> _SET PROBLEM_
Nothing but the lines from the line with "Give me the" through the end of the data is to be copied, and each is to be copied exactly.

Stored data:
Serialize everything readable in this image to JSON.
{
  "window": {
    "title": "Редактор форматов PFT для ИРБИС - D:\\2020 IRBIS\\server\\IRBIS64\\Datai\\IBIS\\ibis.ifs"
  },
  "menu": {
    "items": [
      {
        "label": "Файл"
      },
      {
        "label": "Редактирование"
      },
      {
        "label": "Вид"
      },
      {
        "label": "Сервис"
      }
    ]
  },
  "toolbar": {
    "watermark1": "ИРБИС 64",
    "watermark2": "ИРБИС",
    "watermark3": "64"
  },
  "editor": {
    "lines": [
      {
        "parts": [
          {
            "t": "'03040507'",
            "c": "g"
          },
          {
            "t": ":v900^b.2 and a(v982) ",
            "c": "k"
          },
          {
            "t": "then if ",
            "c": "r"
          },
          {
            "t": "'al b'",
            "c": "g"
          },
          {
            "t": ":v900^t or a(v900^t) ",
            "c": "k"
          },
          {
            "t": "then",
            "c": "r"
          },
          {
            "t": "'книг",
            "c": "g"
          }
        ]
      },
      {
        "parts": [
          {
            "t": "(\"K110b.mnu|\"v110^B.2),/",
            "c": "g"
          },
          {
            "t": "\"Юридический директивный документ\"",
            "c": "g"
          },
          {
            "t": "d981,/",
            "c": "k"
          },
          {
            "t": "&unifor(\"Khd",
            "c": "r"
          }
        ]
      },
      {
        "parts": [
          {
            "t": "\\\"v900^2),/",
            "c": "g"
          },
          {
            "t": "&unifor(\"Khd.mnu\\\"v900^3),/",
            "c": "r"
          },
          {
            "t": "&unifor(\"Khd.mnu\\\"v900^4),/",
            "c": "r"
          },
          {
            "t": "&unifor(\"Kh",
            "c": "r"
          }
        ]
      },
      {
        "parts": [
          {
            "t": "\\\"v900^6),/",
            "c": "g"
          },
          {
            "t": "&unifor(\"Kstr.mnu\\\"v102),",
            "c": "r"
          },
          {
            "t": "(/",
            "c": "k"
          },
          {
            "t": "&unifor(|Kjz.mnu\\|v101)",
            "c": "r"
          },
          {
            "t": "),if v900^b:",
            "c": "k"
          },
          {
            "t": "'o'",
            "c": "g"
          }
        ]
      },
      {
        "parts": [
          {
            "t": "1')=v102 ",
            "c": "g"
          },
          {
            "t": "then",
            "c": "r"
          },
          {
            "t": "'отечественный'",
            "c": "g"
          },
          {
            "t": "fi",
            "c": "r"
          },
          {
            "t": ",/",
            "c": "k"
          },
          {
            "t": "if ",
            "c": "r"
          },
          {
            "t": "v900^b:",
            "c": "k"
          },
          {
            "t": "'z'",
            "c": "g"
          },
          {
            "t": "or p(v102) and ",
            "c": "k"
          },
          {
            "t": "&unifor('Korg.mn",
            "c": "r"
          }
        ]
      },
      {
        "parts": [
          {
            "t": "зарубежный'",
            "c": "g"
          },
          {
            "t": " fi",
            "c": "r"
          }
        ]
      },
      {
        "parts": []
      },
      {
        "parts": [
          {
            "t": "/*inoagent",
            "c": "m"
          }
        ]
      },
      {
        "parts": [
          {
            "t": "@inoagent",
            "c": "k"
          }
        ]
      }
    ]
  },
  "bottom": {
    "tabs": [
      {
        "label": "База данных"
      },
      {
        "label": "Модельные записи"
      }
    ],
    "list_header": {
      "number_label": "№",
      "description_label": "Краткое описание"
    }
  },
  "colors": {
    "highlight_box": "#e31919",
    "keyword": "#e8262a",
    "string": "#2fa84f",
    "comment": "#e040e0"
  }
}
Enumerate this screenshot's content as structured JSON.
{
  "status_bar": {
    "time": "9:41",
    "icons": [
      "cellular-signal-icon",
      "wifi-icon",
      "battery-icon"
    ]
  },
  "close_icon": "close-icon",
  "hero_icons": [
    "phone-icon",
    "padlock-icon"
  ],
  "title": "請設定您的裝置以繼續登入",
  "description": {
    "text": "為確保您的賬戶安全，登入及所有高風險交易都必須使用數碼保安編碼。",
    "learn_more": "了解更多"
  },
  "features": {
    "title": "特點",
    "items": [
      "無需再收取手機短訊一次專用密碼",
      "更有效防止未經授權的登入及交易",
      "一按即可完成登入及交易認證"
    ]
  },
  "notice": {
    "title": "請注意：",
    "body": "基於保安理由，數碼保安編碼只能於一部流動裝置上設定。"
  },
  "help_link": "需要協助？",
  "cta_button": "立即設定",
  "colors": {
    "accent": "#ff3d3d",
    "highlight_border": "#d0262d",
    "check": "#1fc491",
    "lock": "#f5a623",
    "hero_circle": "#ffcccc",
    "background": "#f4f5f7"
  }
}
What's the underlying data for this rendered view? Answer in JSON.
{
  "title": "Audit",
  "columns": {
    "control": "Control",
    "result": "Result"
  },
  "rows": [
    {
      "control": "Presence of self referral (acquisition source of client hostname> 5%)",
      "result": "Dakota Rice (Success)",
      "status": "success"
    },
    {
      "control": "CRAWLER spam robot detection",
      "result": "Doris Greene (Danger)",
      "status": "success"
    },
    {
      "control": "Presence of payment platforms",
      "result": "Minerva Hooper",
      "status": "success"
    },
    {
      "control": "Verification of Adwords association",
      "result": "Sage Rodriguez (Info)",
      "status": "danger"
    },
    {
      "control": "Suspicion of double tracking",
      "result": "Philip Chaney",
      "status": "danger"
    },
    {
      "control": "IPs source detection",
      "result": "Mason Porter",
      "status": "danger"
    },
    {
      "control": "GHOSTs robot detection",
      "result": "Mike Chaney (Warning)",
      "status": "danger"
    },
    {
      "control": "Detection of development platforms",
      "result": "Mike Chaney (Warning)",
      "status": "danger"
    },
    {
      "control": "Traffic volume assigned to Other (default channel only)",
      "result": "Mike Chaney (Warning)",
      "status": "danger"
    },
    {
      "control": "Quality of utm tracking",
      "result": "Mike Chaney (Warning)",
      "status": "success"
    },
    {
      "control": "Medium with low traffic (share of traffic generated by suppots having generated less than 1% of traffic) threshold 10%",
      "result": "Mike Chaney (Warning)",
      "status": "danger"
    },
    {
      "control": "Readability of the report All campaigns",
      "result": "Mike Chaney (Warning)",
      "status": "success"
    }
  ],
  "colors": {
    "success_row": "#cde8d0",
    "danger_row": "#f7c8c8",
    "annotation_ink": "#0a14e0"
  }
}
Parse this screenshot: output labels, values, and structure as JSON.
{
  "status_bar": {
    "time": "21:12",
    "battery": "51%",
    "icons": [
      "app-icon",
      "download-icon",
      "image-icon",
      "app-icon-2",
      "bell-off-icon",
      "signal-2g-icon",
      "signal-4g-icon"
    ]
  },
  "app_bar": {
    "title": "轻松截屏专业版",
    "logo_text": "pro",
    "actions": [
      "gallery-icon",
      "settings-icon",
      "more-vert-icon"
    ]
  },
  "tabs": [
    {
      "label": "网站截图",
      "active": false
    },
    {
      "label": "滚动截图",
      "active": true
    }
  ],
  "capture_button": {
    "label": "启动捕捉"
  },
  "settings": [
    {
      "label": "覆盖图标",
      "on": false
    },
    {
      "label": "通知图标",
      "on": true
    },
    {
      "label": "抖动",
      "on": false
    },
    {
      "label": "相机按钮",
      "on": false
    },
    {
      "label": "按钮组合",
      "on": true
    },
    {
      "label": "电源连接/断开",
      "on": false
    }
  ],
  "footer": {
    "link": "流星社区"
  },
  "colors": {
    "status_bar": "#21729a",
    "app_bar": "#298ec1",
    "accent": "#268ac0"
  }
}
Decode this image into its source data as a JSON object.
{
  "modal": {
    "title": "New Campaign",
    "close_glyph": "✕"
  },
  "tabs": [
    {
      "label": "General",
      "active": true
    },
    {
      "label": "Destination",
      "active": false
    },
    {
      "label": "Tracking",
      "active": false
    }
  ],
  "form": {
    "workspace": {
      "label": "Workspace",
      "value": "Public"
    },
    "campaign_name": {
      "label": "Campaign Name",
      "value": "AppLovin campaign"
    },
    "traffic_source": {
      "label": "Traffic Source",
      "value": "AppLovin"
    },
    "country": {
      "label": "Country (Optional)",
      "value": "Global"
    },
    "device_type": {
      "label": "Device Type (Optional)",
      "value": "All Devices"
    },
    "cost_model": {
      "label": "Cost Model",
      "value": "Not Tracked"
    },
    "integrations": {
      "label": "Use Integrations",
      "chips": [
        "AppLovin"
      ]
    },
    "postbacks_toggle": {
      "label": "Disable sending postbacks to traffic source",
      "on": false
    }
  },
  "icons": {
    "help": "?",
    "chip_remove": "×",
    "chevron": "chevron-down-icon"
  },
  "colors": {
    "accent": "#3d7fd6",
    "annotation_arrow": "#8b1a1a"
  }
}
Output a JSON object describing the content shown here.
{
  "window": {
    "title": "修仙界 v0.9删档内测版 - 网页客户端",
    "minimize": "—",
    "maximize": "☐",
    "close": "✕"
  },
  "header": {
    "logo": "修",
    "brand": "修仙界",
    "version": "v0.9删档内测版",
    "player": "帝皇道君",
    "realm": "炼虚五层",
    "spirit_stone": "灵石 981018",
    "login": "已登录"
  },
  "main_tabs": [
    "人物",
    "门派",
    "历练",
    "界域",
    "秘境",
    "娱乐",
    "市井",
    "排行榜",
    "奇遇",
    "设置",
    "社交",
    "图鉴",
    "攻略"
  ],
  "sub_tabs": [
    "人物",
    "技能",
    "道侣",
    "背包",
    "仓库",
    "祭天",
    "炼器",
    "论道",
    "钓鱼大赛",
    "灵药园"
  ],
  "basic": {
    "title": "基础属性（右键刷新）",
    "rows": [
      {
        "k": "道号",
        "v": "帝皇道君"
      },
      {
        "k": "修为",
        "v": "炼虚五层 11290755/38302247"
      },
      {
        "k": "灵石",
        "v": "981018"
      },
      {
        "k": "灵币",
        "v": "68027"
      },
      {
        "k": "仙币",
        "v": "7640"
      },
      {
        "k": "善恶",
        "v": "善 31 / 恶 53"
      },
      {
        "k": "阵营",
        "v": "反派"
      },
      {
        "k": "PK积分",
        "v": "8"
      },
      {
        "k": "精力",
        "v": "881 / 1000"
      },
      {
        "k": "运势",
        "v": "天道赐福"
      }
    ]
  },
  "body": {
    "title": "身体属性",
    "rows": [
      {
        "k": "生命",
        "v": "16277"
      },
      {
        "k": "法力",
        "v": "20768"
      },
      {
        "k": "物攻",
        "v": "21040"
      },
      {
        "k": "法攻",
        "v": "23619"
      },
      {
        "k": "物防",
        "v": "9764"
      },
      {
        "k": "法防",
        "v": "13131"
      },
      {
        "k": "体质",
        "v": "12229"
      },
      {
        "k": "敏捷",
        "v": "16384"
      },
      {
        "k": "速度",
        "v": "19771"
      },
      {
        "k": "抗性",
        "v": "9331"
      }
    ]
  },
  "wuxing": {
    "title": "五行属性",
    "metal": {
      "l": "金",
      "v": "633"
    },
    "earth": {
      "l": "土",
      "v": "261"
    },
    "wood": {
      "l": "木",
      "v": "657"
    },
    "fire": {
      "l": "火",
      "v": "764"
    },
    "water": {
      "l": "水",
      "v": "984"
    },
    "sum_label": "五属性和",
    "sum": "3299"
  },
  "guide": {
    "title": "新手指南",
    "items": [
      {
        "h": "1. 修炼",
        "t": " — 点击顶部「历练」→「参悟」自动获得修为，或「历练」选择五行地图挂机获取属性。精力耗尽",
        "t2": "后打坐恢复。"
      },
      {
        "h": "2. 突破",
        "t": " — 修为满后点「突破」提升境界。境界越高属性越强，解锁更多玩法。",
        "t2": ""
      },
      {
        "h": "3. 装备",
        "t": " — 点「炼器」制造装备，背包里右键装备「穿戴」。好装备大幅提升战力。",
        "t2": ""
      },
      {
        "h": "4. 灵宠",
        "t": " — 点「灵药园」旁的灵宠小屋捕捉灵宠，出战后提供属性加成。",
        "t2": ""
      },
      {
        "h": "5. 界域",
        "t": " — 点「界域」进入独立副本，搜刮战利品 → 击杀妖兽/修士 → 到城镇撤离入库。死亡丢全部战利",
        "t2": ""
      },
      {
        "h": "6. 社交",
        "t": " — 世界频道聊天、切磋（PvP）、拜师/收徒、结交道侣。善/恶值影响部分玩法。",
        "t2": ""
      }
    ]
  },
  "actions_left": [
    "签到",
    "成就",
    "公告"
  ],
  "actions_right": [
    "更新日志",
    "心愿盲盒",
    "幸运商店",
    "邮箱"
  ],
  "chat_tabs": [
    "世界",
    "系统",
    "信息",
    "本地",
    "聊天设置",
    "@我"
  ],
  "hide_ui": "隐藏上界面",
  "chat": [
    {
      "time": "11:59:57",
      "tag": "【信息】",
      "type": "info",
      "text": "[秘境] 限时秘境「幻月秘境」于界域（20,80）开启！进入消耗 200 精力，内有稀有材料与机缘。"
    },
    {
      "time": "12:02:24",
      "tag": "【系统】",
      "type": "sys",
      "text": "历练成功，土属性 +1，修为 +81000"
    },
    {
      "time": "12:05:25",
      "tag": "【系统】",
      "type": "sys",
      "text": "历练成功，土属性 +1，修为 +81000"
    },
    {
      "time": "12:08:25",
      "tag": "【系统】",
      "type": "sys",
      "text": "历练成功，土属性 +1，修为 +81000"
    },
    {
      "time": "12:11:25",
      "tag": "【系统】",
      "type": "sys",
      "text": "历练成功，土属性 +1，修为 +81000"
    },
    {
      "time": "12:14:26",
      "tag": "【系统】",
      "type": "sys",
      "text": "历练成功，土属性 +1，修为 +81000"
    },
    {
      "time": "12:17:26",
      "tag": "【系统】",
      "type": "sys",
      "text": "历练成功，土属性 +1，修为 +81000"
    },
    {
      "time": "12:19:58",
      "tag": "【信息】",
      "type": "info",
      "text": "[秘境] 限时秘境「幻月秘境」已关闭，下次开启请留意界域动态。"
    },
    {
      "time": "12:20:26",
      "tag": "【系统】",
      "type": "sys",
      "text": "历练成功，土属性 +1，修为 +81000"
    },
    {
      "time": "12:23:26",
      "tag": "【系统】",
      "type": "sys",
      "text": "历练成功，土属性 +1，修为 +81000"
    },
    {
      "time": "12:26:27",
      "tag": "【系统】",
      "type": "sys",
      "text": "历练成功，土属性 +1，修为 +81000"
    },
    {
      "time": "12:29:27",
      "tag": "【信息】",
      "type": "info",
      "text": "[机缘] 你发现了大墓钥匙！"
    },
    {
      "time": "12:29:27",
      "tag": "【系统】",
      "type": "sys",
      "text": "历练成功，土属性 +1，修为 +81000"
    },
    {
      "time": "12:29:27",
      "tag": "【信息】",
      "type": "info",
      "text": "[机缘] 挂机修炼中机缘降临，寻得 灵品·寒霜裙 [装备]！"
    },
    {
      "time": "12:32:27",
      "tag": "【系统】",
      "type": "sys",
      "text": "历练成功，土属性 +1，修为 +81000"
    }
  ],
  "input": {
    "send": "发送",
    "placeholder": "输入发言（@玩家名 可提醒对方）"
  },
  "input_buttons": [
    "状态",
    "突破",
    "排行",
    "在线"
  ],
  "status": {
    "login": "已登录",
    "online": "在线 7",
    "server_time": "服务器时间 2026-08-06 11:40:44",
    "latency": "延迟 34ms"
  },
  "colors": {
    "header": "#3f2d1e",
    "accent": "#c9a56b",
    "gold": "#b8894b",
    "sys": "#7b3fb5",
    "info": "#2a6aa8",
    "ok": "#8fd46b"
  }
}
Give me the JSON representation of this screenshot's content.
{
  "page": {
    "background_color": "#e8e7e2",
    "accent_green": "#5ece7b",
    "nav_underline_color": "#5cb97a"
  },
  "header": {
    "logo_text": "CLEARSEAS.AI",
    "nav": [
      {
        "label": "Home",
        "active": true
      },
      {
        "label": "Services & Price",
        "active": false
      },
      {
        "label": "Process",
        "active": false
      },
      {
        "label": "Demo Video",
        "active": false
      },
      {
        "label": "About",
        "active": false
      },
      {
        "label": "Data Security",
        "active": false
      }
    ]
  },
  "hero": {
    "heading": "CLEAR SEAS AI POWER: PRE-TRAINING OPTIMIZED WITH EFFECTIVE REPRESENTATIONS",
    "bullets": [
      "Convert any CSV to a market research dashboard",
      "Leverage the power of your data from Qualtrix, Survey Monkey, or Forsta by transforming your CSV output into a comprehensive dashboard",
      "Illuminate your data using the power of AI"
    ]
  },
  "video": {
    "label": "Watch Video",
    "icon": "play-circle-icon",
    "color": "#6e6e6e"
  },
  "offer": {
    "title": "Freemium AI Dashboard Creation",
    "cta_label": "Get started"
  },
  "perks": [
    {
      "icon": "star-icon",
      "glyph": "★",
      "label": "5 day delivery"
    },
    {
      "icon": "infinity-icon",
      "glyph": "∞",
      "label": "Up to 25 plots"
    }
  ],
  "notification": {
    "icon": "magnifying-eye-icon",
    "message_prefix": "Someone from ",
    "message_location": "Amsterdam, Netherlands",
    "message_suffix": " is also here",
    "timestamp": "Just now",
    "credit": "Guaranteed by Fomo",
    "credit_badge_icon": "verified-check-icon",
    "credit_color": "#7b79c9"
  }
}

> _THE OUTPUT_
Give me the JSON representation of this screenshot's content.
{
  "page": {
    "background_color": "#e8e7e2",
    "accent_green": "#5ece7b",
    "nav_underline_color": "#5cb97a"
  },
  "header": {
    "logo_text": "CLEARSEAS.AI",
    "nav": [
      {
        "label": "Home",
        "active": true
      },
      {
        "label": "Services & Price",
        "active": false
      },
      {
        "label": "Process",
        "active": false
      },
      {
        "label": "Demo Video",
        "active": false
      },
      {
        "label": "About",
        "active": false
      },
      {
        "label": "Data Security",
        "active": false
      }
    ]
  },
  "hero": {
    "heading": "CLEAR SEAS AI POWER: PRE-TRAINING OPTIMIZED WITH EFFECTIVE REPRESENTATIONS",
    "bullets": [
      "Convert any CSV to a market research dashboard",
      "Leverage the power of your data from Qualtrix, Survey Monkey, or Forsta by transforming your CSV output into a comprehensive dashboard",
      "Illuminate your data using the power of AI"
    ]
  },
  "video": {
    "label": "Watch Video",
    "icon": "play-circle-icon",
    "color": "#6e6e6e"
  },
  "offer": {
    "title": "Freemium AI Dashboard Creation",
    "cta_label": "Get started"
  },
  "perks": [
    {
      "icon": "star-icon",
      "glyph": "★",
      "label": "5 day delivery"
    },
    {
      "icon": "infinity-icon",
      "glyph": "∞",
      "label": "Up to 25 plots"
    }
  ],
  "notification": {
    "icon": "magnifying-eye-icon",
    "message_prefix": "Someone from ",
    "message_location": "Amsterdam, Netherlands",
    "message_suffix": " is also here",
    "timestamp": "Just now",
    "credit": "Guaranteed by Fomo",
    "credit_badge_icon": "verified-check-icon",
    "credit_color": "#7b79c9"
  }
}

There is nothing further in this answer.